Items from an interface collection
>>>

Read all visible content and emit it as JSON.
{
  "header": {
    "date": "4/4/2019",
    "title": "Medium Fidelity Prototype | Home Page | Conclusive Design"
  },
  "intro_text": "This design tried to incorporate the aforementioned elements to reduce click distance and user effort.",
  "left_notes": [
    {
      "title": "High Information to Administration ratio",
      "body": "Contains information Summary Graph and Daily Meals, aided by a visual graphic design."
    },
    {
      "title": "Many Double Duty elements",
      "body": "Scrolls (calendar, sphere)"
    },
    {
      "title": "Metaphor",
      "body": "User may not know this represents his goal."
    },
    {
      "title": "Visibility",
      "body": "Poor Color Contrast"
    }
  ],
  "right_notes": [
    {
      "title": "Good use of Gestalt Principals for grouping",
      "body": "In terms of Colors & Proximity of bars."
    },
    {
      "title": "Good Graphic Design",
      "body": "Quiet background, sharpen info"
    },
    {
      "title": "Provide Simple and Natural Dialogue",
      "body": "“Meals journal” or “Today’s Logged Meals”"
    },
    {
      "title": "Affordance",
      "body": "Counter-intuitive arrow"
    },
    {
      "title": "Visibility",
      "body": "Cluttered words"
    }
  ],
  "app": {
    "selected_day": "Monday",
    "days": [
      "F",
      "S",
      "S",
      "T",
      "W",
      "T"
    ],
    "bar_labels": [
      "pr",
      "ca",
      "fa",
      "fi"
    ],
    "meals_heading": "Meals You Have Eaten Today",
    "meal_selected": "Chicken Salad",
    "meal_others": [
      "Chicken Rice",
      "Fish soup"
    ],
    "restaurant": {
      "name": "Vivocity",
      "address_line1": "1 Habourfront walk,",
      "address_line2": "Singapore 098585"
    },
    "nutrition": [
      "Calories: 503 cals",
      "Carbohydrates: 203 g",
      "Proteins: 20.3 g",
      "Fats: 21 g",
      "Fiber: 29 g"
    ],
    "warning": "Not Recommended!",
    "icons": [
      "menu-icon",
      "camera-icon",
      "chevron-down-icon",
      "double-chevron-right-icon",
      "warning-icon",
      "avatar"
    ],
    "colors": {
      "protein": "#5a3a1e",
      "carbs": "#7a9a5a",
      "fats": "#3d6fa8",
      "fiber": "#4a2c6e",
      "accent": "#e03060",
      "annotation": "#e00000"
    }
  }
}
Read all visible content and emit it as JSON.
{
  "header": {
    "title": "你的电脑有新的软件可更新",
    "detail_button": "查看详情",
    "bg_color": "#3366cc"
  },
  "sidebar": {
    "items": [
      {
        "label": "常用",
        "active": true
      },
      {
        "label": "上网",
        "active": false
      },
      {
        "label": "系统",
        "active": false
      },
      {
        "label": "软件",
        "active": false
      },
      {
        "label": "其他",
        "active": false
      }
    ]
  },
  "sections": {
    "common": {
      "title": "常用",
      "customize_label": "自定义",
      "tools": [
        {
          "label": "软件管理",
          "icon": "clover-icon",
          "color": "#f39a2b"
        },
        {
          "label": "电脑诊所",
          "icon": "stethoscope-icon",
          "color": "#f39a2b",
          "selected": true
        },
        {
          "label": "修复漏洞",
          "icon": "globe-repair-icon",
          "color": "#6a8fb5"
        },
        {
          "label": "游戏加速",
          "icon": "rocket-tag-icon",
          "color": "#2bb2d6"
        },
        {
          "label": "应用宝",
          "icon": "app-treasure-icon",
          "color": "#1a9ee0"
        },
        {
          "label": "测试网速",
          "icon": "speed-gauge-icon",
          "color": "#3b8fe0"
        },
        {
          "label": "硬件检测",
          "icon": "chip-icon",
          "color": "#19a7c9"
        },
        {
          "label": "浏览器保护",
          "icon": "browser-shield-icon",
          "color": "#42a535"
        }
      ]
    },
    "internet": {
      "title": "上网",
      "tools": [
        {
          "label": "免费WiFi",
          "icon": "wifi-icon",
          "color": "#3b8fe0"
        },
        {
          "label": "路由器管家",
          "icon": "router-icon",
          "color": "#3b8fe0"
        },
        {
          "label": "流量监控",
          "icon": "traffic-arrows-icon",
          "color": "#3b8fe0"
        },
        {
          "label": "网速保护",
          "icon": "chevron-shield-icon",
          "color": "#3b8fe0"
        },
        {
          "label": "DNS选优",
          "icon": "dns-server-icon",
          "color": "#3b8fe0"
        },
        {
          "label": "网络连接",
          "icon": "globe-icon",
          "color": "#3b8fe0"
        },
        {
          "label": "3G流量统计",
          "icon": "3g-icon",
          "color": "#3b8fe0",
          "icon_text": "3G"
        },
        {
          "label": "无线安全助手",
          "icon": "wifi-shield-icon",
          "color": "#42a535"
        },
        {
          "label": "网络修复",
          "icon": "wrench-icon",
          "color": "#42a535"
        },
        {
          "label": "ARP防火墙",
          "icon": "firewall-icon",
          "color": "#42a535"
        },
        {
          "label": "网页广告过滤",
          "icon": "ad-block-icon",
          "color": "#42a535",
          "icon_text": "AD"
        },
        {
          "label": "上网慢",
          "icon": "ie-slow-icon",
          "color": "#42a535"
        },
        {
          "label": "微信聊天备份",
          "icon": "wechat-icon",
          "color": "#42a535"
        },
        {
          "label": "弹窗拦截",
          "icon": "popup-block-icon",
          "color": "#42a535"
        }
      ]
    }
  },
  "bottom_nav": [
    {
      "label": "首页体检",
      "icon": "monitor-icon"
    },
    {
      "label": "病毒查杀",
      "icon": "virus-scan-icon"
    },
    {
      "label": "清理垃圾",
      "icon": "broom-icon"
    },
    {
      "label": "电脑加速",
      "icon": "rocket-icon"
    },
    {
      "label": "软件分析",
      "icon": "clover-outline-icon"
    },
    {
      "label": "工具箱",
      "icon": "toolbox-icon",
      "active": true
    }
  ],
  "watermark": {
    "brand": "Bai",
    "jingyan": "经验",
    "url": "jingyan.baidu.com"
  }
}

<<<

Print the records again, exactly as they stand above.

### Answer space
Read all visible content and emit it as JSON.
{
  "header": {
    "date": "4/4/2019",
    "title": "Medium Fidelity Prototype | Home Page | Conclusive Design"
  },
  "intro_text": "This design tried to incorporate the aforementioned elements to reduce click distance and user effort.",
  "left_notes": [
    {
      "title": "High Information to Administration ratio",
      "body": "Contains information Summary Graph and Daily Meals, aided by a visual graphic design."
    },
    {
      "title": "Many Double Duty elements",
      "body": "Scrolls (calendar, sphere)"
    },
    {
      "title": "Metaphor",
      "body": "User may not know this represents his goal."
    },
    {
      "title": "Visibility",
      "body": "Poor Color Contrast"
    }
  ],
  "right_notes": [
    {
      "title": "Good use of Gestalt Principals for grouping",
      "body": "In terms of Colors & Proximity of bars."
    },
    {
      "title": "Good Graphic Design",
      "body": "Quiet background, sharpen info"
    },
    {
      "title": "Provide Simple and Natural Dialogue",
      "body": "“Meals journal” or “Today’s Logged Meals”"
    },
    {
      "title": "Affordance",
      "body": "Counter-intuitive arrow"
    },
    {
      "title": "Visibility",
      "body": "Cluttered words"
    }
  ],
  "app": {
    "selected_day": "Monday",
    "days": [
      "F",
      "S",
      "S",
      "T",
      "W",
      "T"
    ],
    "bar_labels": [
      "pr",
      "ca",
      "fa",
      "fi"
    ],
    "meals_heading": "Meals You Have Eaten Today",
    "meal_selected": "Chicken Salad",
    "meal_others": [
      "Chicken Rice",
      "Fish soup"
    ],
    "restaurant": {
      "name": "Vivocity",
      "address_line1": "1 Habourfront walk,",
      "address_line2": "Singapore 098585"
    },
    "nutrition": [
      "Calories: 503 cals",
      "Carbohydrates: 203 g",
      "Proteins: 20.3 g",
      "Fats: 21 g",
      "Fiber: 29 g"
    ],
    "warning": "Not Recommended!",
    "icons": [
      "menu-icon",
      "camera-icon",
      "chevron-down-icon",
      "double-chevron-right-icon",
      "warning-icon",
      "avatar"
    ],
    "colors": {
      "protein": "#5a3a1e",
      "carbs": "#7a9a5a",
      "fats": "#3d6fa8",
      "fiber": "#4a2c6e",
      "accent": "#e03060",
      "annotation": "#e00000"
    }
  }
}
Read all visible content and emit it as JSON.
{
  "header": {
    "title": "你的电脑有新的软件可更新",
    "detail_button": "查看详情",
    "bg_color": "#3366cc"
  },
  "sidebar": {
    "items": [
      {
        "label": "常用",
        "active": true
      },
      {
        "label": "上网",
        "active": false
      },
      {
        "label": "系统",
        "active": false
      },
      {
        "label": "软件",
        "active": false
      },
      {
        "label": "其他",
        "active": false
      }
    ]
  },
  "sections": {
    "common": {
      "title": "常用",
      "customize_label": "自定义",
      "tools": [
        {
          "label": "软件管理",
          "icon": "clover-icon",
          "color": "#f39a2b"
        },
        {
          "label": "电脑诊所",
          "icon": "stethoscope-icon",
          "color": "#f39a2b",
          "selected": true
        },
        {
          "label": "修复漏洞",
          "icon": "globe-repair-icon",
          "color": "#6a8fb5"
        },
        {
          "label": "游戏加速",
          "icon": "rocket-tag-icon",
          "color": "#2bb2d6"
        },
        {
          "label": "应用宝",
          "icon": "app-treasure-icon",
          "color": "#1a9ee0"
        },
        {
          "label": "测试网速",
          "icon": "speed-gauge-icon",
          "color": "#3b8fe0"
        },
        {
          "label": "硬件检测",
          "icon": "chip-icon",
          "color": "#19a7c9"
        },
        {
          "label": "浏览器保护",
          "icon": "browser-shield-icon",
          "color": "#42a535"
        }
      ]
    },
    "internet": {
      "title": "上网",
      "tools": [
        {
          "label": "免费WiFi",
          "icon": "wifi-icon",
          "color": "#3b8fe0"
        },
        {
          "label": "路由器管家",
          "icon": "router-icon",
          "color": "#3b8fe0"
        },
        {
          "label": "流量监控",
          "icon": "traffic-arrows-icon",
          "color": "#3b8fe0"
        },
        {
          "label": "网速保护",
          "icon": "chevron-shield-icon",
          "color": "#3b8fe0"
        },
        {
          "label": "DNS选优",
          "icon": "dns-server-icon",
          "color": "#3b8fe0"
        },
        {
          "label": "网络连接",
          "icon": "globe-icon",
          "color": "#3b8fe0"
        },
        {
          "label": "3G流量统计",
          "icon": "3g-icon",
          "color": "#3b8fe0",
          "icon_text": "3G"
        },
        {
          "label": "无线安全助手",
          "icon": "wifi-shield-icon",
          "color": "#42a535"
        },
        {
          "label": "网络修复",
          "icon": "wrench-icon",
          "color": "#42a535"
        },
        {
          "label": "ARP防火墙",
          "icon": "firewall-icon",
          "color": "#42a535"
        },
        {
          "label": "网页广告过滤",
          "icon": "ad-block-icon",
          "color": "#42a535",
          "icon_text": "AD"
        },
        {
          "label": "上网慢",
          "icon": "ie-slow-icon",
          "color": "#42a535"
        },
        {
          "label": "微信聊天备份",
          "icon": "wechat-icon",
          "color": "#42a535"
        },
        {
          "label": "弹窗拦截",
          "icon": "popup-block-icon",
          "color": "#42a535"
        }
      ]
    }
  },
  "bottom_nav": [
    {
      "label": "首页体检",
      "icon": "monitor-icon"
    },
    {
      "label": "病毒查杀",
      "icon": "virus-scan-icon"
    },
    {
      "label": "清理垃圾",
      "icon": "broom-icon"
    },
    {
      "label": "电脑加速",
      "icon": "rocket-icon"
    },
    {
      "label": "软件分析",
      "icon": "clover-outline-icon"
    },
    {
      "label": "工具箱",
      "icon": "toolbox-icon",
      "active": true
    }
  ],
  "watermark": {
    "brand": "Bai",
    "jingyan": "经验",
    "url": "jingyan.baidu.com"
  }
}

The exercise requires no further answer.